> **Task to carry out**
Copy out the lines verbatim from the start of the records through the line containing "svg-text:6层: 6层 [444,339,464,354]", inclusive.

Annotated element entries:

== == ==

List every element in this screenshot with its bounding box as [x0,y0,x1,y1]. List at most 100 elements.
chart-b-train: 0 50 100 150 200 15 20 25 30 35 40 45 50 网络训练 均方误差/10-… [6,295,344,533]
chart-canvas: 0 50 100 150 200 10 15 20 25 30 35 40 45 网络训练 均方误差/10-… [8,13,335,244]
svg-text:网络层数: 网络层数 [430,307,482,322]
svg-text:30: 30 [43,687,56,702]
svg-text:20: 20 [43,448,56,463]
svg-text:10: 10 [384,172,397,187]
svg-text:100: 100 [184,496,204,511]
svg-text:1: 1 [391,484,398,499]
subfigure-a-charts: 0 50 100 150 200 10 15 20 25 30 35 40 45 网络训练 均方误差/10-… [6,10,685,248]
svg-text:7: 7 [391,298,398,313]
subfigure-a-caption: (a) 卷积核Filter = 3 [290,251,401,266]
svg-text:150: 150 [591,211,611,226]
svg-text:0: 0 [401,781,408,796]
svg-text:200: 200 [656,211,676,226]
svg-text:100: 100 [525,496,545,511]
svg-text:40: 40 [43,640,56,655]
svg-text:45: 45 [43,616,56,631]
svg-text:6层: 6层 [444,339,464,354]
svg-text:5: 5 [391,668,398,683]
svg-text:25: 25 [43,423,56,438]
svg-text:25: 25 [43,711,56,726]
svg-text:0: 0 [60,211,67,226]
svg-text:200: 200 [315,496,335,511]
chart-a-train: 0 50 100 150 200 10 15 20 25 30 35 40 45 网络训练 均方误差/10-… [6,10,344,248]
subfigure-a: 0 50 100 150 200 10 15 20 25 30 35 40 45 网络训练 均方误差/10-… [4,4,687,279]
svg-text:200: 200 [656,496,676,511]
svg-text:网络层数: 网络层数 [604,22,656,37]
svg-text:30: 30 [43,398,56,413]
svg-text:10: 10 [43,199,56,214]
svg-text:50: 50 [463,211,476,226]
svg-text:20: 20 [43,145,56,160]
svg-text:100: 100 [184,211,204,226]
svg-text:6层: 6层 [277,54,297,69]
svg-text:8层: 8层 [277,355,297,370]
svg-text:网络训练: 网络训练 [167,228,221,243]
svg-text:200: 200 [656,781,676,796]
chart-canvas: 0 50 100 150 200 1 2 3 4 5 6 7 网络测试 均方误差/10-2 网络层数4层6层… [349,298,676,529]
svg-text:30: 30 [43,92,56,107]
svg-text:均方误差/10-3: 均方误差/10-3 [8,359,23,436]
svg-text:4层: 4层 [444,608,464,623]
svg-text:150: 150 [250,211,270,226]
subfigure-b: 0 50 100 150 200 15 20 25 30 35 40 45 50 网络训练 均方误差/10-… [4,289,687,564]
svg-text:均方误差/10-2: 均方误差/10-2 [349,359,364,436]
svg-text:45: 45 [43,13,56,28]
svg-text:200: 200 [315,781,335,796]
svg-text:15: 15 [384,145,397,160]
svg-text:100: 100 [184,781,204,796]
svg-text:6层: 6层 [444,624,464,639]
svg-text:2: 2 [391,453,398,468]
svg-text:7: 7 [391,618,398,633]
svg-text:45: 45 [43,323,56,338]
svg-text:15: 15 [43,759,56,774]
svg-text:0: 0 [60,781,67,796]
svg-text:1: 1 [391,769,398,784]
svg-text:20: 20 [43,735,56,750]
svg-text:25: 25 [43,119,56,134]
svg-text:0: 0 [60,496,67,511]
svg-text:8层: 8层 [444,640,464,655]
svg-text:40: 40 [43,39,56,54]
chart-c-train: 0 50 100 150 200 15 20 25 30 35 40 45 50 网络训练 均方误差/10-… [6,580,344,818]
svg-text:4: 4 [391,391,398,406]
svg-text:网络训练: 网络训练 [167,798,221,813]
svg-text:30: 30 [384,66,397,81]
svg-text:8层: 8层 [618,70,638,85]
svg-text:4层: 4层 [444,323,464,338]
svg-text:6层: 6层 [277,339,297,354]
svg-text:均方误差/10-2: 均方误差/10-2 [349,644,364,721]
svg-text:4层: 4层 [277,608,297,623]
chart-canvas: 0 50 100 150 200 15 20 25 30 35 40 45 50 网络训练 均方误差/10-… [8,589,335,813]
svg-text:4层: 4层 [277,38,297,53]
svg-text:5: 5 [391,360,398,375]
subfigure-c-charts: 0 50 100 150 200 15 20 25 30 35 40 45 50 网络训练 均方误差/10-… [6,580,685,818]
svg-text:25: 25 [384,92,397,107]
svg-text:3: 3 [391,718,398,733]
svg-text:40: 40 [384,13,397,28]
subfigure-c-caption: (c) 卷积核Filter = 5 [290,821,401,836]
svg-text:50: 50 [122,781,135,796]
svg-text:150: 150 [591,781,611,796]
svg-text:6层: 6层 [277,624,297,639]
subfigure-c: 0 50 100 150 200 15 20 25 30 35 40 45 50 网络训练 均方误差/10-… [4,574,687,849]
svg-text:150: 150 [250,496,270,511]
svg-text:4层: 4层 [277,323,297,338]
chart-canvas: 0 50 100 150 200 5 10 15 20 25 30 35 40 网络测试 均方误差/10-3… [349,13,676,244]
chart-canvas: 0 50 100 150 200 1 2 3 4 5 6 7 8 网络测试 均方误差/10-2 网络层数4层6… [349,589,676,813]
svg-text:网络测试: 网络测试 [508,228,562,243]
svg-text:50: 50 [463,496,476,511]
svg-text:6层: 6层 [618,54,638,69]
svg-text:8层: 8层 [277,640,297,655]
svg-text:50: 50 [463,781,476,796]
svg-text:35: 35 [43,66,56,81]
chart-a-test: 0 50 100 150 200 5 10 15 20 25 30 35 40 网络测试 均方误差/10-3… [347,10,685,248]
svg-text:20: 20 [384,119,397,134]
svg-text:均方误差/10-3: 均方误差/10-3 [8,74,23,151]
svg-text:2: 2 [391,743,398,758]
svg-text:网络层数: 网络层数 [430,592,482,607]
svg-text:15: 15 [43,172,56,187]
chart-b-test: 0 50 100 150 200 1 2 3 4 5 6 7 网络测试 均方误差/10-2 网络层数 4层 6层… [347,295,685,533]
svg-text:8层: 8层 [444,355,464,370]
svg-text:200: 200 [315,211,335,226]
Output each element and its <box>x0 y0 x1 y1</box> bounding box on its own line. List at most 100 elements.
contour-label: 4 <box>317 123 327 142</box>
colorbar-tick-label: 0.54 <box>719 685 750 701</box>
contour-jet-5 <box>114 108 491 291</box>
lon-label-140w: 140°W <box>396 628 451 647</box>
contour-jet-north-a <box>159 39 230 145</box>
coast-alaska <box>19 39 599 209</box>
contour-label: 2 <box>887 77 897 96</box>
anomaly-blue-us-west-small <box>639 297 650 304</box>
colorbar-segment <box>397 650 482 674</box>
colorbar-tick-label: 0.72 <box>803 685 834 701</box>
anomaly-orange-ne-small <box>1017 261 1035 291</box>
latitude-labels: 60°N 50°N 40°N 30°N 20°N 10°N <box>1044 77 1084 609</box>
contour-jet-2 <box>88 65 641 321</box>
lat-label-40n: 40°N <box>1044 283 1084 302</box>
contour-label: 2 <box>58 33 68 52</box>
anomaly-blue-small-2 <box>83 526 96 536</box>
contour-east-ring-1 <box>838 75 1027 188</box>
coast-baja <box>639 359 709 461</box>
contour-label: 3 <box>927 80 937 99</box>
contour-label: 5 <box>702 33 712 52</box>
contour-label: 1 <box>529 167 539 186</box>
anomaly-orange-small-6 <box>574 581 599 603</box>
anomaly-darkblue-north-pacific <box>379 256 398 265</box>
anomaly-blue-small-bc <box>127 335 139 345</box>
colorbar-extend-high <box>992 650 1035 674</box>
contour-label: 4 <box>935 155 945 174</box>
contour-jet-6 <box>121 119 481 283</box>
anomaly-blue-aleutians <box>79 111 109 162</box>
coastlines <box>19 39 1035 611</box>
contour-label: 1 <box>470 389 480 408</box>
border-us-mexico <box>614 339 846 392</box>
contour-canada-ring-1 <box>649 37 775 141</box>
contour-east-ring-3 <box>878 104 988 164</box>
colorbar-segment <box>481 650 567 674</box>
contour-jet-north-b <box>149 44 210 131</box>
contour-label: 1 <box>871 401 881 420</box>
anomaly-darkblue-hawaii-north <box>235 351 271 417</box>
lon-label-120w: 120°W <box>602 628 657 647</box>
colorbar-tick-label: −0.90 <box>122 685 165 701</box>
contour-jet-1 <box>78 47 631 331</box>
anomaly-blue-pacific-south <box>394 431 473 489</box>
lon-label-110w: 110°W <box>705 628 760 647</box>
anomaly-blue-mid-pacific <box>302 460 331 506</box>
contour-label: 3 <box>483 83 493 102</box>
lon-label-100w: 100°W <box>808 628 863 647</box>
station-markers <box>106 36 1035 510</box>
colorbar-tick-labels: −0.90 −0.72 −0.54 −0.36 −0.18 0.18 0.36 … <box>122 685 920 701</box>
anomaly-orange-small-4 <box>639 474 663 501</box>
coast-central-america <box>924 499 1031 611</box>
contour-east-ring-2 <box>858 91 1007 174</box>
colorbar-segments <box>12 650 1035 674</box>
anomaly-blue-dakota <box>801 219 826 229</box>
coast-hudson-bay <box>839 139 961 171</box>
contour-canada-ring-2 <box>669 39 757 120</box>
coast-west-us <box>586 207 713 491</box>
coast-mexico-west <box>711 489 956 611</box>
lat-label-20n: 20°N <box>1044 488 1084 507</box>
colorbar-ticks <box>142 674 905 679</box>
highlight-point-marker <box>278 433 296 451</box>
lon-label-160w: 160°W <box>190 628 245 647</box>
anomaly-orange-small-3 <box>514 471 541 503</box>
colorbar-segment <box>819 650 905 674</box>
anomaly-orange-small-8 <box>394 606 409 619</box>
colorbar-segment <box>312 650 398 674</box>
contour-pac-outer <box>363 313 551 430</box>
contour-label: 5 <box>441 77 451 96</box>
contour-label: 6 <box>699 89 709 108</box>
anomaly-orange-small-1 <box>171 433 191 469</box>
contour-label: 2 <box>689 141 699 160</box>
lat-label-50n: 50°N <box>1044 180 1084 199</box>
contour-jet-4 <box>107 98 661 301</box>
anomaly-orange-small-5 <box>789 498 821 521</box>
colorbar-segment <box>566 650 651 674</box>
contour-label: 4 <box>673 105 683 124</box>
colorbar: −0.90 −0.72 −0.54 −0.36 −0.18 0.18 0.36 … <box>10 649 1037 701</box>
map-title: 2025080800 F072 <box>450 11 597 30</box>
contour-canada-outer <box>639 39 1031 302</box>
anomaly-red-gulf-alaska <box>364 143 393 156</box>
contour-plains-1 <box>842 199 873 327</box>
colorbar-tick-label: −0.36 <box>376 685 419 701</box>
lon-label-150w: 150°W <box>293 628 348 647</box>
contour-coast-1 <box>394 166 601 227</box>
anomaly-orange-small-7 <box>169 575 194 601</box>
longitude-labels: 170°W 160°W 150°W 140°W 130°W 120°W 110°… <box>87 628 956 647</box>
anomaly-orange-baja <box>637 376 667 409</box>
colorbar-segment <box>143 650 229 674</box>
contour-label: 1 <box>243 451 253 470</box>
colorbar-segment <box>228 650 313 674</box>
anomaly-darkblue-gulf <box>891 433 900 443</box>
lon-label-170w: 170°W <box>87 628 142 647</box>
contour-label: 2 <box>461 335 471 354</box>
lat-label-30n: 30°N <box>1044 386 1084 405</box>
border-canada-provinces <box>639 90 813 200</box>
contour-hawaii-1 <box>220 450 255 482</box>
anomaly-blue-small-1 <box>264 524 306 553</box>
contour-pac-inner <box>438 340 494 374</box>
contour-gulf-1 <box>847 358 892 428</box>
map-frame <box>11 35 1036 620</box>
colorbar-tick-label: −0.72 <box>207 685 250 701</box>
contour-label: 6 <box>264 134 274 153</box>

== == ==

> **Task output**
List every element in this screenshot with its bounding box as [x0,y0,x1,y1]. List at most 100 elements.
chart-b-train: 0 50 100 150 200 15 20 25 30 35 40 45 50 网络训练 均方误差/10-… [6,295,344,533]
chart-canvas: 0 50 100 150 200 10 15 20 25 30 35 40 45 网络训练 均方误差/10-… [8,13,335,244]
svg-text:网络层数: 网络层数 [430,307,482,322]
svg-text:30: 30 [43,687,56,702]
svg-text:20: 20 [43,448,56,463]
svg-text:10: 10 [384,172,397,187]
svg-text:100: 100 [184,496,204,511]
svg-text:1: 1 [391,484,398,499]
subfigure-a-charts: 0 50 100 150 200 10 15 20 25 30 35 40 45 网络训练 均方误差/10-… [6,10,685,248]
svg-text:7: 7 [391,298,398,313]
subfigure-a-caption: (a) 卷积核Filter = 3 [290,251,401,266]
svg-text:150: 150 [591,211,611,226]
svg-text:0: 0 [401,781,408,796]
svg-text:200: 200 [656,211,676,226]
svg-text:100: 100 [525,496,545,511]
svg-text:40: 40 [43,640,56,655]
svg-text:45: 45 [43,616,56,631]
svg-text:6层: 6层 [444,339,464,354]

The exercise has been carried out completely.